**Your goal:** Below is a block of records. Copy every line in it that contains the word "allow".

**Records:**

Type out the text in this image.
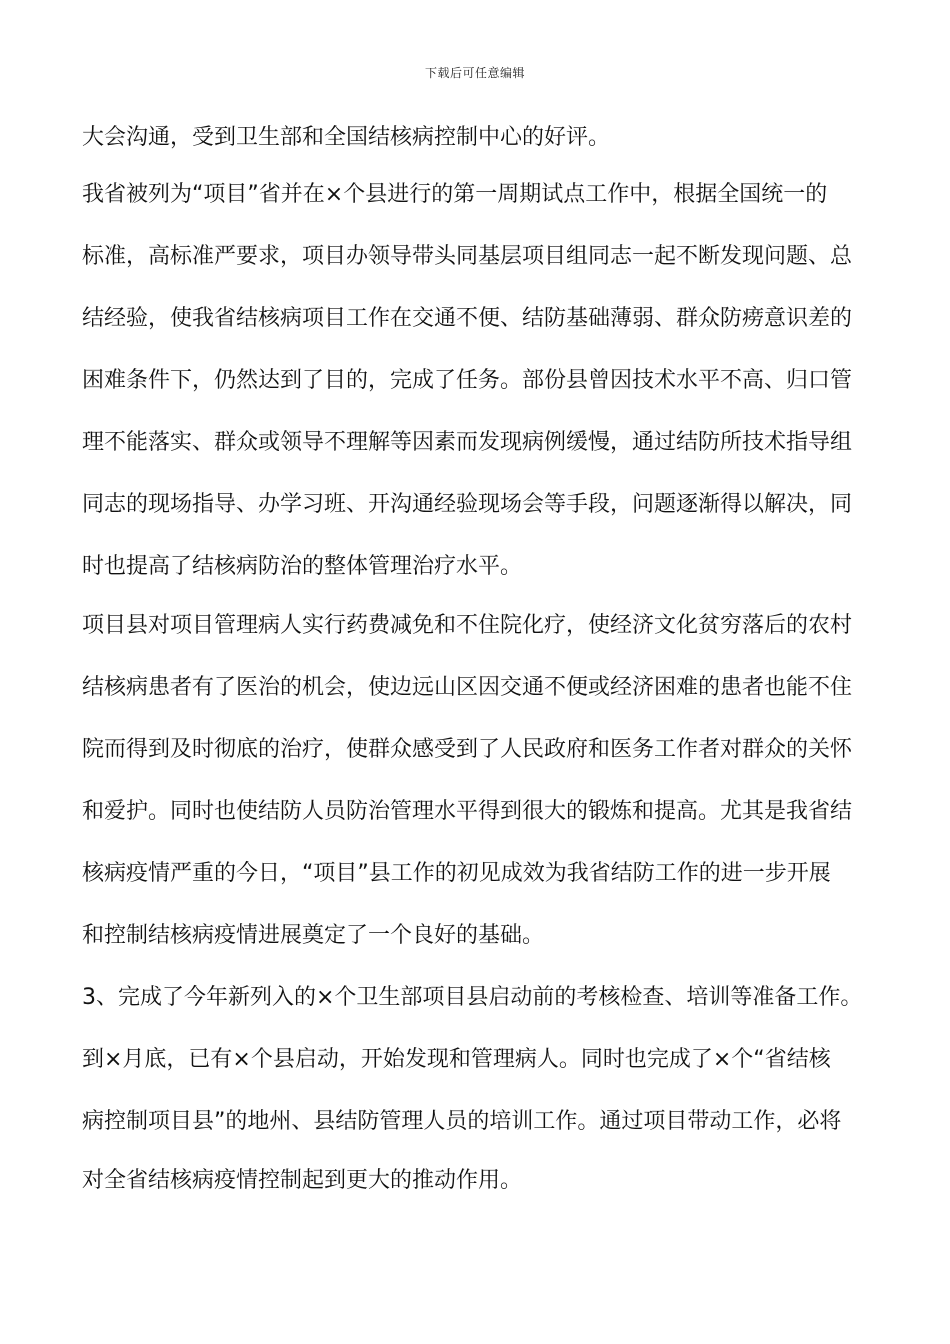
下载后可任意编辑
大会沟通，受到卫生部和全国结核病控制中心的好评。
我省被列为“项目”省并在×个县进行的第一周期试点工作中，根据全国统一的
标准，高标准严要求，项目办领导带头同基层项目组同志一起不断发现问题、总
结经验，使我省结核病项目工作在交通不便、结防基础薄弱、群众防痨意识差的
困难条件下，仍然达到了目的，完成了任务。部份县曾因技术水平不高、归口管
理不能落实、群众或领导不理解等因素而发现病例缓慢，通过结防所技术指导组
同志的现场指导、办学习班、开沟通经验现场会等手段，问题逐渐得以解决，同
时也提高了结核病防治的整体管理治疗水平。
项目县对项目管理病人实行药费减免和不住院化疗，使经济文化贫穷落后的农村
结核病患者有了医治的机会，使边远山区因交通不便或经济困难的患者也能不住
院而得到及时彻底的治疗，使群众感受到了人民政府和医务工作者对群众的关怀
和爱护。同时也使结防人员防治管理水平得到很大的锻炼和提高。尤其是我省结
核病疫情严重的今日，“项目”县工作的初见成效为我省结防工作的进一步开展
和控制结核病疫情进展奠定了一个良好的基础。
3、完成了今年新列入的×个卫生部项目县启动前的考核检查、培训等准备工作。
到×月底，已有×个县启动，开始发现和管理病人。同时也完成了×个“省结核
病控制项目县”的地州、县结防管理人员的培训工作。通过项目带动工作，必将
对全省结核病疫情控制起到更大的推动作用。
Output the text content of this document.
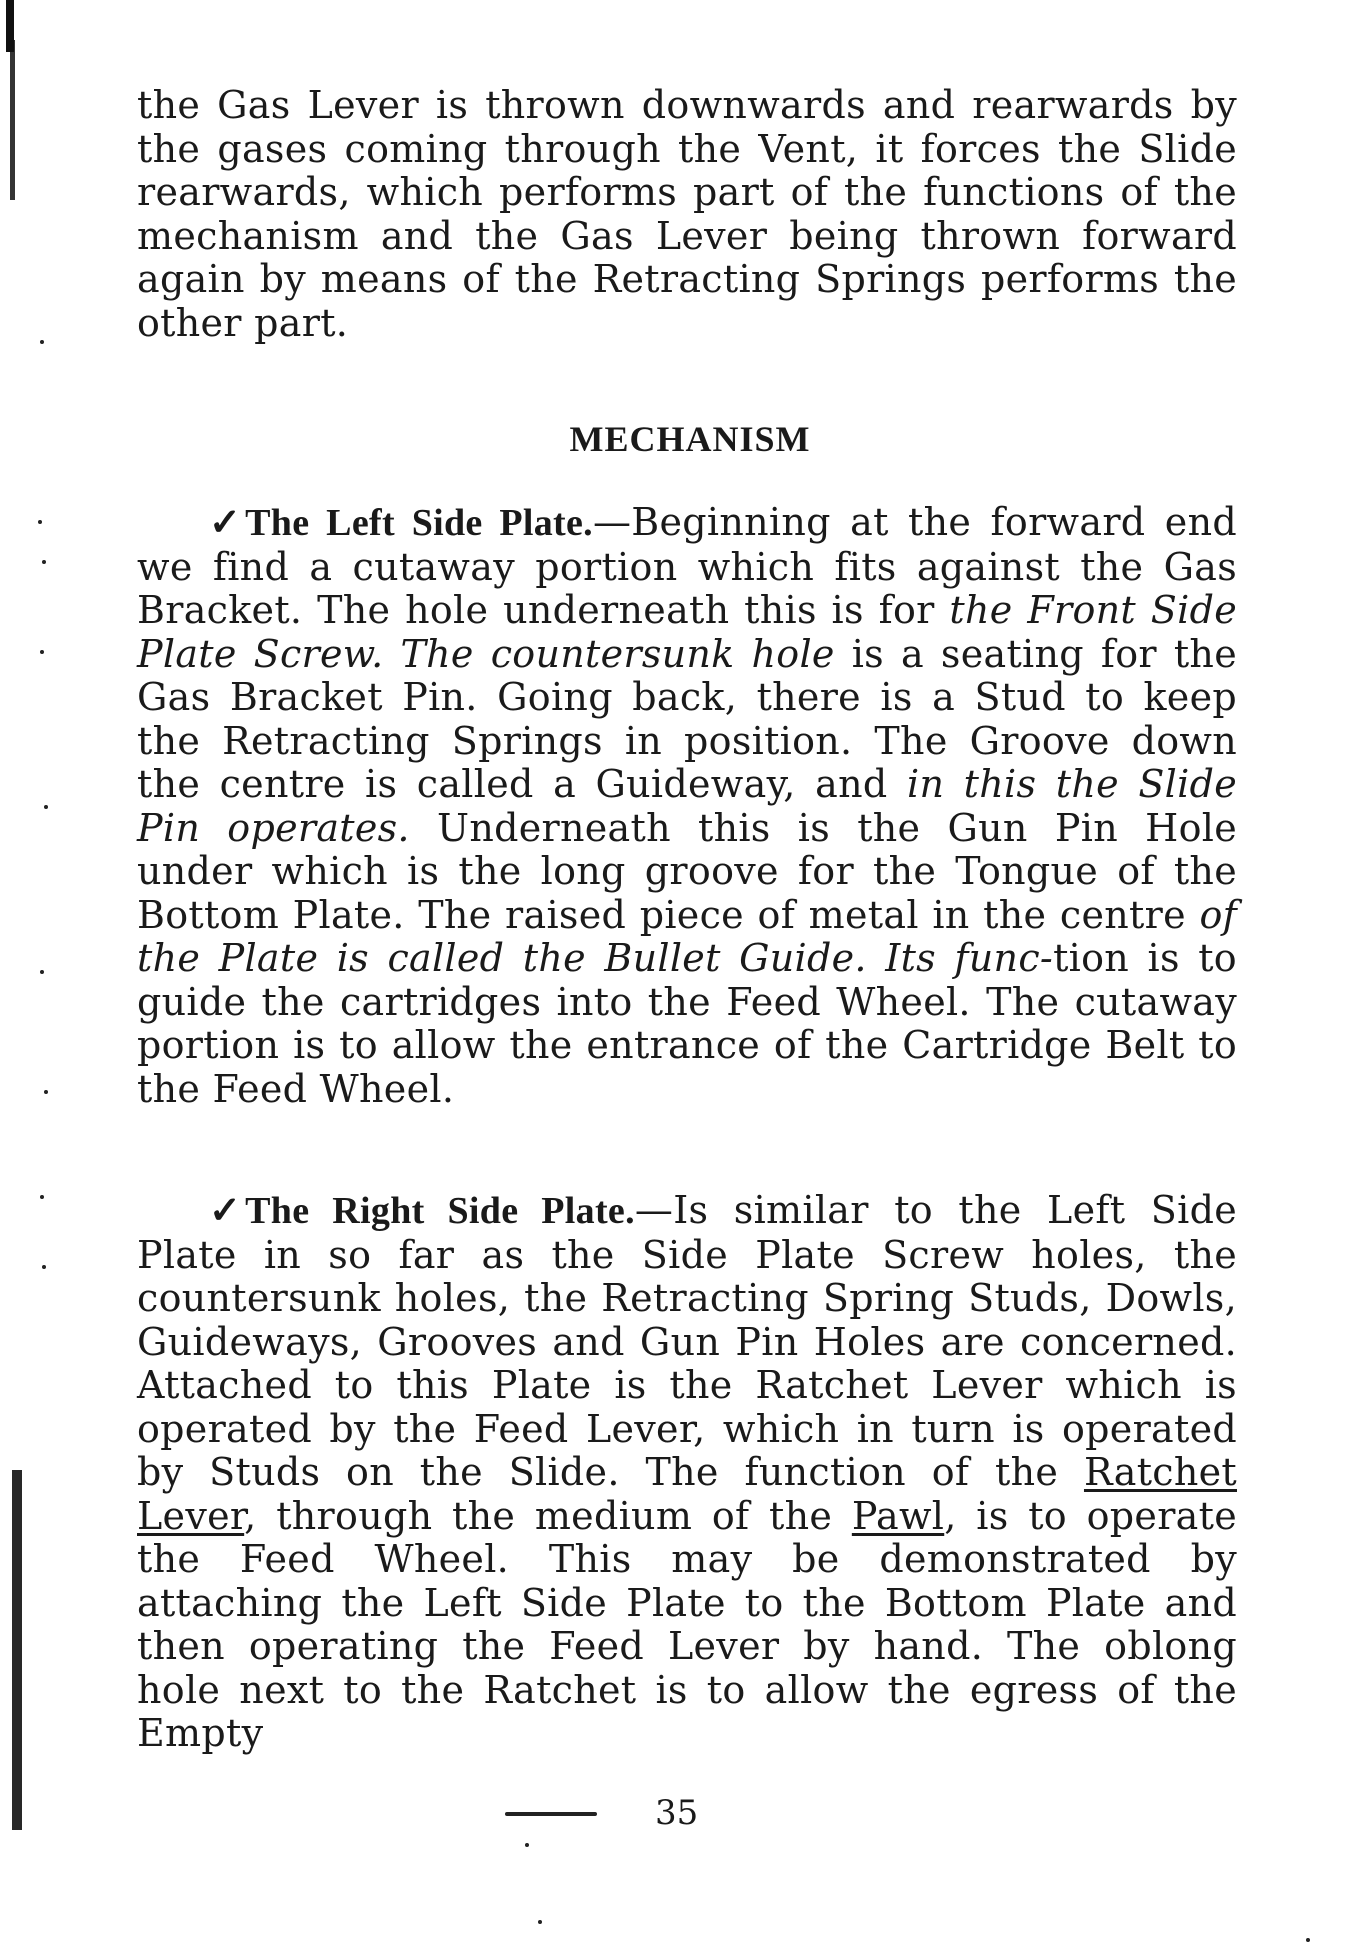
the Gas Lever is thrown downwards and rearwards by the gases coming through the Vent, it forces the Slide rearwards, which performs part of the functions of the mechanism and the Gas Lever being thrown forward again by means of the Retracting Springs performs the other part.

MECHANISM

✓ The Left Side Plate.—Beginning at the forward end we find a cutaway portion which fits against the Gas Bracket. The hole underneath this is for the Front Side Plate Screw. The countersunk hole is a seating for the Gas Bracket Pin. Going back, there is a Stud to keep the Retracting Springs in position. The Groove down the centre is called a Guideway, and in this the Slide Pin operates. Underneath this is the Gun Pin Hole under which is the long groove for the Tongue of the Bottom Plate. The raised piece of metal in the centre of the Plate is called the Bullet Guide. Its func-tion is to guide the cartridges into the Feed Wheel. The cutaway portion is to allow the entrance of the Cartridge Belt to the Feed Wheel.

✓ The Right Side Plate.—Is similar to the Left Side Plate in so far as the Side Plate Screw holes, the countersunk holes, the Retracting Spring Studs, Dowls, Guideways, Grooves and Gun Pin Holes are concerned. Attached to this Plate is the Ratchet Lever which is operated by the Feed Lever, which in turn is operated by Studs on the Slide. The function of the Ratchet Lever, through the medium of the Pawl, is to operate the Feed Wheel. This may be demonstrated by attaching the Left Side Plate to the Bottom Plate and then operating the Feed Lever by hand. The oblong hole next to the Ratchet is to allow the egress of the Empty

35
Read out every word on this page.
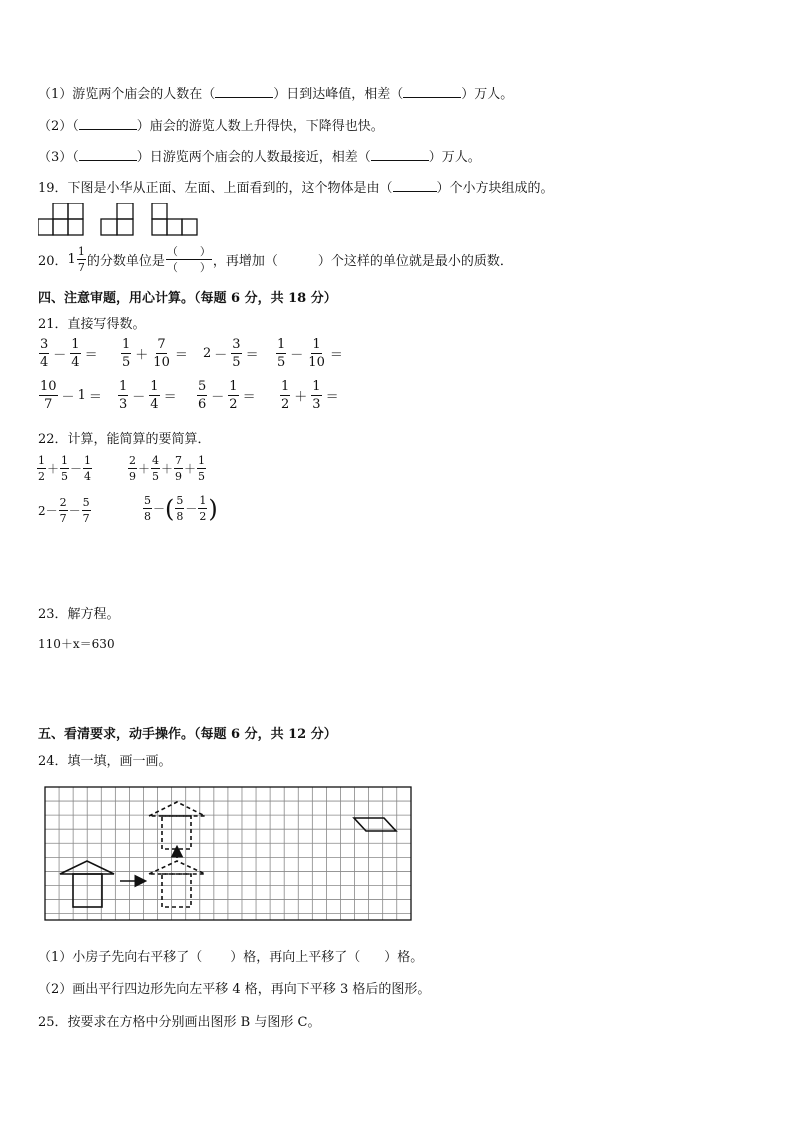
（1）游览两个庙会的人数在（	）日到达峰值，相差（	）万人。
（2）（	）庙会的游览人数上升得快，下降得也快。
（3）（	）日游览两个庙会的人数最接近，相差（	）万人。
19．下图是小华从正面、左面、上面看到的，这个物体是由（	）个小方块组成的。
20． $1 \frac{1}{7}$ 的分数单位是 $\frac{( )}{( )}$ ，再增加（	）个这样的单位就是最小的质数．
四、注意审题，用心计算。（每题 6 分，共 18 分）
21．直接写得数。
$\frac{3}{4} - \frac{1}{4} = \frac{1}{5} + \frac{7}{10} = 2 - \frac{3}{5} = \frac{1}{5} - \frac{1}{10}$ ＝
$\frac{10}{7} - 1 = \frac{1}{3} - \frac{1}{4} = \frac{5}{6} - \frac{1}{2} = \frac{1}{2} + \frac{1}{3}$ ＝
22．计算，能简算的要简算．
$\frac{1}{2} + \frac{1}{5} - \frac{1}{4}$	$\frac{2}{9} + \frac{4}{5} + \frac{7}{9} + \frac{1}{5}$
$2 - \frac{2}{7} - \frac{5}{7}$	$\frac{5}{8}$ － ( $\frac{5}{8} - \frac{1}{2}$ )
23．解方程。
110＋x＝630
五、看清要求，动手操作。（每题 6 分，共 12 分）
24．填一填，画一画。
（1）小房子先向右平移了（ ）格，再向上平移了（ ）格。
（2）画出平行四边形先向左平移 4 格，再向下平移 3 格后的图形。
25．按要求在方格中分别画出图形 B 与图形 C。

**Solution:**
✓ The Left Side Plate.—Beginning at the forward end we find a cutaway portion which fits against the Gas Bracket. The hole underneath this is for the Front Side Plate Screw. The countersunk hole is a seating for the Gas Bracket Pin. Going back, there is a Stud to keep the Retracting Springs in position. The Groove down the centre is called a Guideway, and in this the Slide Pin operates. Underneath this is the Gun Pin Hole under which is the long groove for the Tongue of the Bottom Plate. The raised piece of metal in the centre of the Plate is called the Bullet Guide. Its func-tion is to guide the cartridges into the Feed Wheel. The cutaway portion is to allow the entrance of the Cartridge Belt to the Feed Wheel.
✓ The Right Side Plate.—Is similar to the Left Side Plate in so far as the Side Plate Screw holes, the countersunk holes, the Retracting Spring Studs, Dowls, Guideways, Grooves and Gun Pin Holes are concerned. Attached to this Plate is the Ratchet Lever which is operated by the Feed Lever, which in turn is operated by Studs on the Slide. The function of the Ratchet Lever, through the medium of the Pawl, is to operate the Feed Wheel. This may be demonstrated by attaching the Left Side Plate to the Bottom Plate and then operating the Feed Lever by hand. The oblong hole next to the Ratchet is to allow the egress of the Empty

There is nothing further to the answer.